**REQUIREMENTS:** Gather every row below that contains the string "maximize" and copy each one in full.

◇ ◇ ◇ ◇ ◇ ◇ ◇

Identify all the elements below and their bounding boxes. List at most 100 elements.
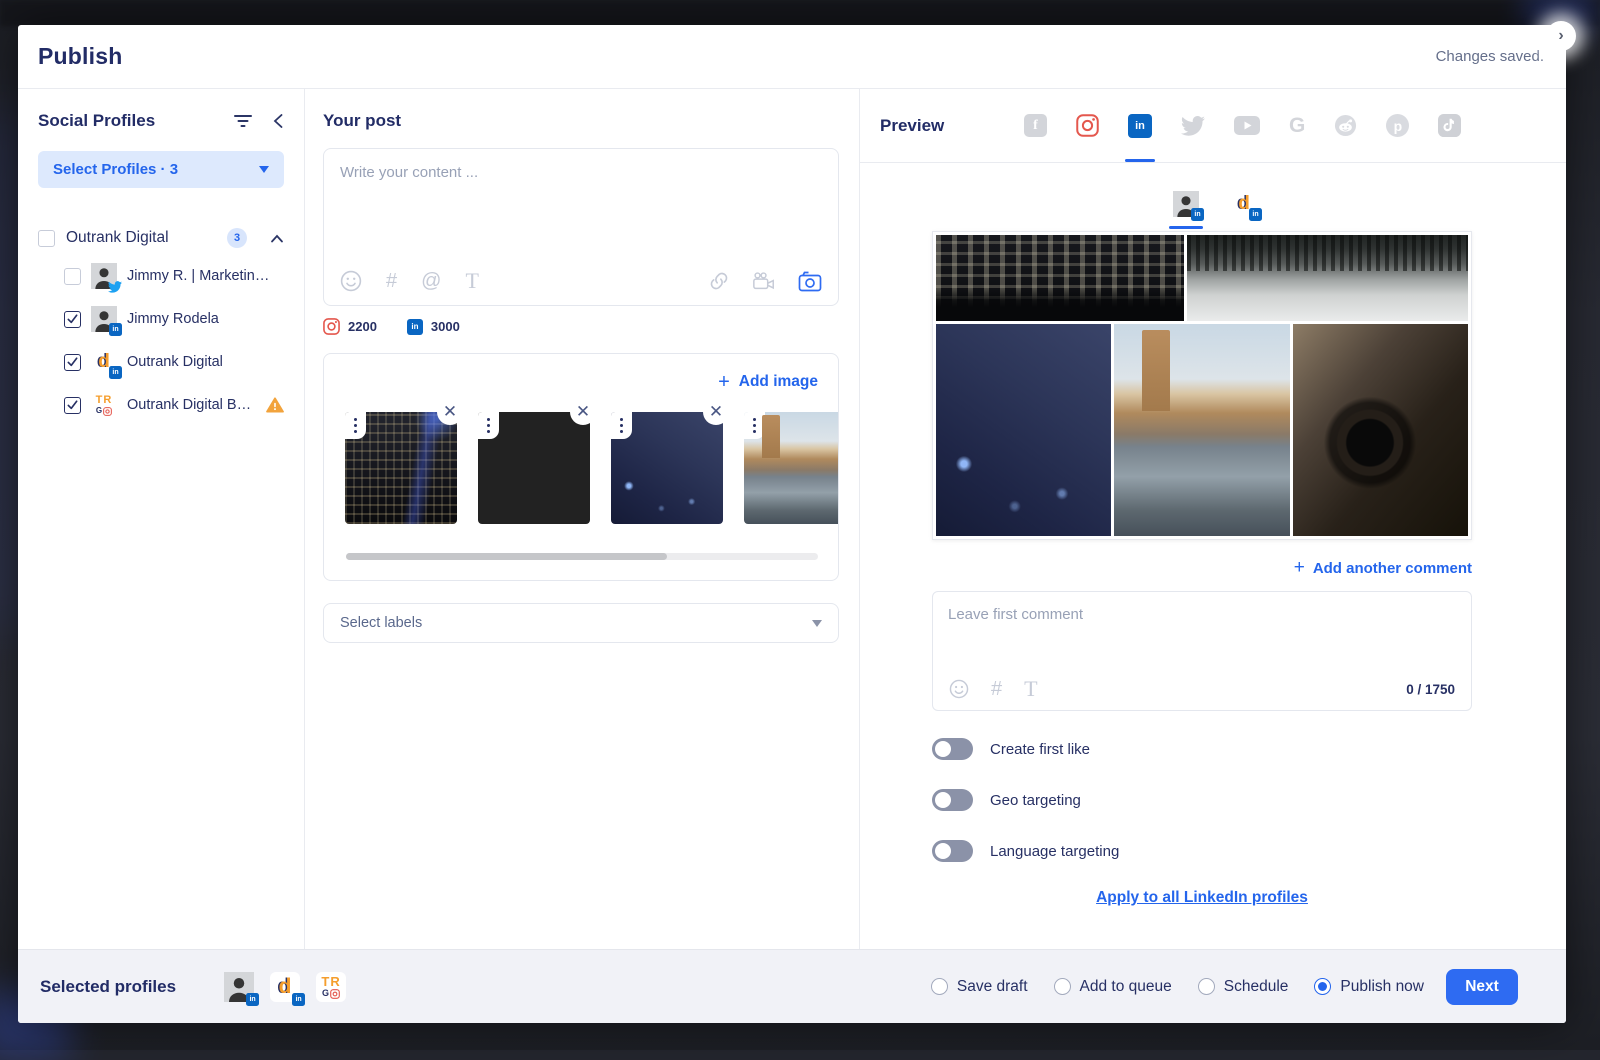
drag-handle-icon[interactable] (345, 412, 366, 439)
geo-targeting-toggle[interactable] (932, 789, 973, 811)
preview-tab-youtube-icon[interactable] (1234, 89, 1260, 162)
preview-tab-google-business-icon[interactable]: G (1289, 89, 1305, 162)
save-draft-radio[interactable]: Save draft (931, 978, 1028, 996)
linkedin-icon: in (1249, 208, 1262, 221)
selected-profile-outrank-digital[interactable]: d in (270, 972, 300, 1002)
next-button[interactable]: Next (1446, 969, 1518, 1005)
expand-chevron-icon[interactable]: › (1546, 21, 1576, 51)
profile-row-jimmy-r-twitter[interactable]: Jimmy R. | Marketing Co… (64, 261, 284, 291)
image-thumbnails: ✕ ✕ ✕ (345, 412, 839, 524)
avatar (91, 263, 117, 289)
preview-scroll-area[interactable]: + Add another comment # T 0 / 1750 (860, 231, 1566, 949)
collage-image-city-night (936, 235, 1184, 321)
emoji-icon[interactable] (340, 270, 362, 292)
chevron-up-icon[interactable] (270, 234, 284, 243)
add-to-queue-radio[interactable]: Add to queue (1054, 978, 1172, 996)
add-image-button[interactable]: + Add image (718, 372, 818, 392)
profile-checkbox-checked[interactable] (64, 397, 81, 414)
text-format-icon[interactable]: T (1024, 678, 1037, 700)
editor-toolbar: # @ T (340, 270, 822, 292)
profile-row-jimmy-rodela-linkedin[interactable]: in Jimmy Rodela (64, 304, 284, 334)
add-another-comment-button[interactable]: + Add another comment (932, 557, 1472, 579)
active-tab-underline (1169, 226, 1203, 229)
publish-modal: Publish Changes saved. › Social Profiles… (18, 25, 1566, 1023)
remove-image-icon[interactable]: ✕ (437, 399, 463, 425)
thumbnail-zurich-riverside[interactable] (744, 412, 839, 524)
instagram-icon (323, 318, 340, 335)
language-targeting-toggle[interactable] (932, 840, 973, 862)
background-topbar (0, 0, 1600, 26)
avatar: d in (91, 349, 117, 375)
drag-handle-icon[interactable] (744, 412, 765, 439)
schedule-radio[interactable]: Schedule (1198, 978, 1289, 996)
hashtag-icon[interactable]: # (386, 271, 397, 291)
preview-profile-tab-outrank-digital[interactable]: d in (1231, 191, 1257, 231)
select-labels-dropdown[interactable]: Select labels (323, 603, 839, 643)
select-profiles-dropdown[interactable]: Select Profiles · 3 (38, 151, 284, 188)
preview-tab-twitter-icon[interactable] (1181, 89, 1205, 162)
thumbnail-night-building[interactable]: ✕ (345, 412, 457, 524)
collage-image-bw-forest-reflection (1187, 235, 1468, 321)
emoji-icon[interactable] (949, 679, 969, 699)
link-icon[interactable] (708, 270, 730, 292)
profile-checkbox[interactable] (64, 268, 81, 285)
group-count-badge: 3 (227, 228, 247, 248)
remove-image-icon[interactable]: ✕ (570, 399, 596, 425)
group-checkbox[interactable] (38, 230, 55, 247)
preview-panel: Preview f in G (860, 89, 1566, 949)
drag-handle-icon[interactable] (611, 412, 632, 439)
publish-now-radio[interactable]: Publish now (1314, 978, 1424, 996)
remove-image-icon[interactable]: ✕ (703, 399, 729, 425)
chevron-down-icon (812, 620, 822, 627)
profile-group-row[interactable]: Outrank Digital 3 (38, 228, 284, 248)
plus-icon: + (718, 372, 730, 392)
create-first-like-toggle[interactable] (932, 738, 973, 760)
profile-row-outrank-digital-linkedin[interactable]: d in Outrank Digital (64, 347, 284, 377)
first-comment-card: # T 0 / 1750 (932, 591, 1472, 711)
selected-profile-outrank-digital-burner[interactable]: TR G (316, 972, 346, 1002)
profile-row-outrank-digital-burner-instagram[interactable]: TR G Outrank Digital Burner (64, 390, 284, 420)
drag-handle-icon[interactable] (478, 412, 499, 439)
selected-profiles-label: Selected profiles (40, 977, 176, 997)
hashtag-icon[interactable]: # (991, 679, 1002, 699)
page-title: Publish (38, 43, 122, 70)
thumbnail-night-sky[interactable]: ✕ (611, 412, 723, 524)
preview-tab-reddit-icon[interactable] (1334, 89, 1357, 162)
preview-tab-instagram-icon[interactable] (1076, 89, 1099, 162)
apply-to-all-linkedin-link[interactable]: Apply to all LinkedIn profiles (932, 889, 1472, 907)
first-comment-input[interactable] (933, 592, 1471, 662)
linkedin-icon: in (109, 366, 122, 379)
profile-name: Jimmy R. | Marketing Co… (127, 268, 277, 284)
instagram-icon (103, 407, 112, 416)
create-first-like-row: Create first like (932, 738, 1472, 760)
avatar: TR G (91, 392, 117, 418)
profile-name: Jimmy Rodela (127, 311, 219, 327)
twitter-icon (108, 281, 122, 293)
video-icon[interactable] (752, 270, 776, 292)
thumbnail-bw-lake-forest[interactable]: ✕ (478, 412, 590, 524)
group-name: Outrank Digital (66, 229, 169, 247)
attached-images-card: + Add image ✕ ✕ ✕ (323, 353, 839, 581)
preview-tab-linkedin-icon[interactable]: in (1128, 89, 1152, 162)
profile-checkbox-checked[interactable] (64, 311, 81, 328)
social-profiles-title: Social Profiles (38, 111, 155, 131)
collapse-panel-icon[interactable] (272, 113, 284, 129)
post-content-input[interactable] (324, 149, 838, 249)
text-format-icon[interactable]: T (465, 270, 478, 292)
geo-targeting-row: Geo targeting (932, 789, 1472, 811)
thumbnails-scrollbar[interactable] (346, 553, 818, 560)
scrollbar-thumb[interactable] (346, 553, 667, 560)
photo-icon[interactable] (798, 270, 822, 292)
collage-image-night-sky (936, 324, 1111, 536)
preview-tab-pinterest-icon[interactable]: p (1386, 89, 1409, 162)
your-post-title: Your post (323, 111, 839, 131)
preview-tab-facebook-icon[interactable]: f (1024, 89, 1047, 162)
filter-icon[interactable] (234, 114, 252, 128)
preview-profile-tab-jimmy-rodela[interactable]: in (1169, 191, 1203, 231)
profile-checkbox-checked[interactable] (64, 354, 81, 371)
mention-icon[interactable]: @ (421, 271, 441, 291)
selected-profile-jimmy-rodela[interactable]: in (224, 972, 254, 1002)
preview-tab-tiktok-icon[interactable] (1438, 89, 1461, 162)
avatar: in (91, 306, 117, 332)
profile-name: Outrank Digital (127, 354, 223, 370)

◇ ◇ ◇ ◇ ◇ ◇ ◇

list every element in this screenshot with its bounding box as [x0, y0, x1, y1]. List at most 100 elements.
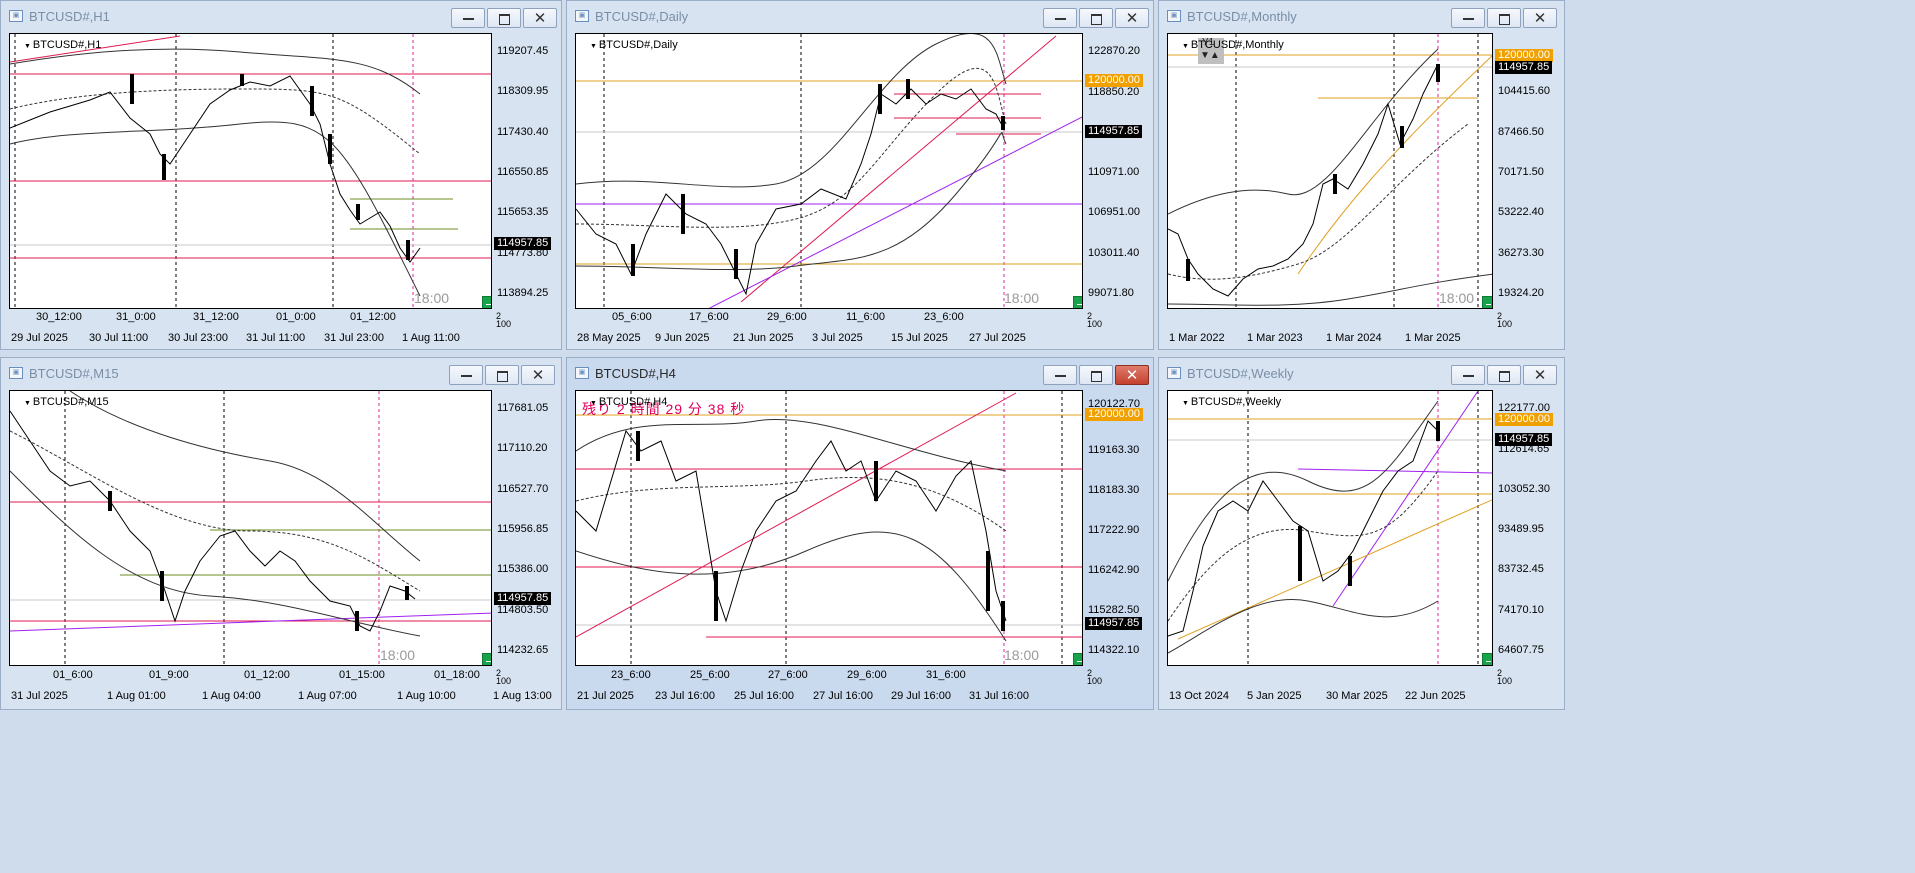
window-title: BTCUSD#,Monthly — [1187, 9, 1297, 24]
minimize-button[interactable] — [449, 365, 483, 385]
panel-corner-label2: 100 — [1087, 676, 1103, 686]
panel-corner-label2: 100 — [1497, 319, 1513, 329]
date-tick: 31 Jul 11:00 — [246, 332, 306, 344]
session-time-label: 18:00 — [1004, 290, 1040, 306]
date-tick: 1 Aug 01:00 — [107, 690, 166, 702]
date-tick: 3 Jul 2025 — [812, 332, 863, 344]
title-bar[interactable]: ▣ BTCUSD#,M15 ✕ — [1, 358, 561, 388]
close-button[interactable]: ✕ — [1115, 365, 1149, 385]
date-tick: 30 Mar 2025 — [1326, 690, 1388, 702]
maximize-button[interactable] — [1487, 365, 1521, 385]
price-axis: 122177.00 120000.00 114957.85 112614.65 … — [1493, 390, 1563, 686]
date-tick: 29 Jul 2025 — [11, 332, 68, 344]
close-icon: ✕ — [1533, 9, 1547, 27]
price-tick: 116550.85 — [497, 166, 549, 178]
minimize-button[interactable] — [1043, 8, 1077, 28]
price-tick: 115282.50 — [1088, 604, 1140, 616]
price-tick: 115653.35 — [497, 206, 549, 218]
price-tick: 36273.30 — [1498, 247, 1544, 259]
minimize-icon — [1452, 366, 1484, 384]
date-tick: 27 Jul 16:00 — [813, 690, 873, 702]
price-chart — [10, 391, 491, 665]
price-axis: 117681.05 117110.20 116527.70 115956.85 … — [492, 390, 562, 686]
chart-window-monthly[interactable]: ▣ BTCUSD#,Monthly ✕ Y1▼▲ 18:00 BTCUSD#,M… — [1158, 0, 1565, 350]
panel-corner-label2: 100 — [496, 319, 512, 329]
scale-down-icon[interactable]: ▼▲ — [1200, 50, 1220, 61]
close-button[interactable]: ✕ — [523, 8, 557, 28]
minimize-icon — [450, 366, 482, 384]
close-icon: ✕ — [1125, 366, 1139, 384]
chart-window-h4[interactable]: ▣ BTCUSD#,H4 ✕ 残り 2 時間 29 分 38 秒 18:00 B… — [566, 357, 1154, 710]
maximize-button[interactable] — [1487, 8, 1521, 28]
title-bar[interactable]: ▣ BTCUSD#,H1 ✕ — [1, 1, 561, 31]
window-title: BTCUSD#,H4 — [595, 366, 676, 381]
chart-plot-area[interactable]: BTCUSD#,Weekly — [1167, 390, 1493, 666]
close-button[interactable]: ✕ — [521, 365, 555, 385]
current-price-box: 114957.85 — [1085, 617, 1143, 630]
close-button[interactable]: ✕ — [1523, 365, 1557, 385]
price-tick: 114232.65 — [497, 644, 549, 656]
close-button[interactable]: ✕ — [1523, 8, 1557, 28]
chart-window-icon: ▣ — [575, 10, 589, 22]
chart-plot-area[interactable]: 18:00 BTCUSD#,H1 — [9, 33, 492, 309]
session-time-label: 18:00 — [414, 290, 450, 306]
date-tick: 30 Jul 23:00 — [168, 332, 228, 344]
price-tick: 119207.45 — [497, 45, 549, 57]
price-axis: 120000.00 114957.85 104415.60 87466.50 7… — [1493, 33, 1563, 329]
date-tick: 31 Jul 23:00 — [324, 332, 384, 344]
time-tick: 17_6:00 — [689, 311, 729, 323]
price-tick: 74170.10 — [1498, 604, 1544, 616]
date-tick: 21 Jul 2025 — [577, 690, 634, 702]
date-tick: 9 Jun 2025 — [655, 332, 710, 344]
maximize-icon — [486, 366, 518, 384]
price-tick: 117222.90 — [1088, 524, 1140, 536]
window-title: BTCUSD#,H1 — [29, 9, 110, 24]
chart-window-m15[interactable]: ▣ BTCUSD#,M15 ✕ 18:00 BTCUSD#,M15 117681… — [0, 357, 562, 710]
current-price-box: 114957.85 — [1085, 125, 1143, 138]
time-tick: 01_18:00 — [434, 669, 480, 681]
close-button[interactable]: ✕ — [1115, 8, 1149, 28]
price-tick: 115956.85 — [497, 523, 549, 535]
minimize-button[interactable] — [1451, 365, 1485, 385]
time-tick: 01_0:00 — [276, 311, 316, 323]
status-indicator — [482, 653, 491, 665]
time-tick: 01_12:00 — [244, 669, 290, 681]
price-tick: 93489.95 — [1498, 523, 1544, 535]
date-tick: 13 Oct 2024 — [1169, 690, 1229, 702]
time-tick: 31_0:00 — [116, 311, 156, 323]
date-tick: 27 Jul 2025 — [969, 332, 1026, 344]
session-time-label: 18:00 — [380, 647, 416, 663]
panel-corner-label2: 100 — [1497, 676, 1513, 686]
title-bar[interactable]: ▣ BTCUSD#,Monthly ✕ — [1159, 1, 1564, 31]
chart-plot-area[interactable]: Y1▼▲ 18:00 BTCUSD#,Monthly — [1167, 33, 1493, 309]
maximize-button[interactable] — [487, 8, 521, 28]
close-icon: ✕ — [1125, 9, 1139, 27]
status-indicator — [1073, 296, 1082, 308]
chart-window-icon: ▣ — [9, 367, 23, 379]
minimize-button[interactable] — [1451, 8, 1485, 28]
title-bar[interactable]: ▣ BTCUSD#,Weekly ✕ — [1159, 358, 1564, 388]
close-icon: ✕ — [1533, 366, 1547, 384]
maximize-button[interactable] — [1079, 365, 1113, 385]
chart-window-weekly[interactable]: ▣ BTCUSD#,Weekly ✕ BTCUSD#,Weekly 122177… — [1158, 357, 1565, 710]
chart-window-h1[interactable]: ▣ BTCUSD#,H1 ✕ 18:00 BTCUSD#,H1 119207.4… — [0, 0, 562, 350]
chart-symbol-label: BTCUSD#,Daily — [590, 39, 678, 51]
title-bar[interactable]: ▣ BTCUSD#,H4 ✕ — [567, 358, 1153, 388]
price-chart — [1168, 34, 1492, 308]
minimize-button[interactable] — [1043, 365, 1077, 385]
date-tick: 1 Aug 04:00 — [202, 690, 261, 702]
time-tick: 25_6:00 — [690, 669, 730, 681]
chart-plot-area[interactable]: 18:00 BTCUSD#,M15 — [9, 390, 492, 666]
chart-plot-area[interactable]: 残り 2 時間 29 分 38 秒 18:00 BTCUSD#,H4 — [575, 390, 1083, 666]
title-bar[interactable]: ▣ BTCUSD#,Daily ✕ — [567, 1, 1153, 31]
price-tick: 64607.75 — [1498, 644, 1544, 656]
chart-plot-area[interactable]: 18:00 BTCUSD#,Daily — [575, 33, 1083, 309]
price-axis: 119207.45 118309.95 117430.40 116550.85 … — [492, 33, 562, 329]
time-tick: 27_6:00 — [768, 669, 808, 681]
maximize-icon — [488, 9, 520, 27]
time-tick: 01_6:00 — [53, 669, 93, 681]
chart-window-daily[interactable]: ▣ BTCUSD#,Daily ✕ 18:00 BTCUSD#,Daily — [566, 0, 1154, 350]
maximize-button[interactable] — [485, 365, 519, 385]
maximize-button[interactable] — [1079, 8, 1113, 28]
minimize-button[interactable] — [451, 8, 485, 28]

◇ ◇ ◇ ◇ ◇ ◇ ◇

**COMPLETED TASK:**
maximize-button[interactable] — [1487, 365, 1521, 385]
maximize-button[interactable] — [1487, 8, 1521, 28]
maximize-icon — [486, 366, 518, 384]
maximize-button[interactable] — [487, 8, 521, 28]
maximize-button[interactable] — [1079, 365, 1113, 385]
maximize-icon — [488, 9, 520, 27]
maximize-button[interactable] — [485, 365, 519, 385]
maximize-button[interactable] — [1079, 8, 1113, 28]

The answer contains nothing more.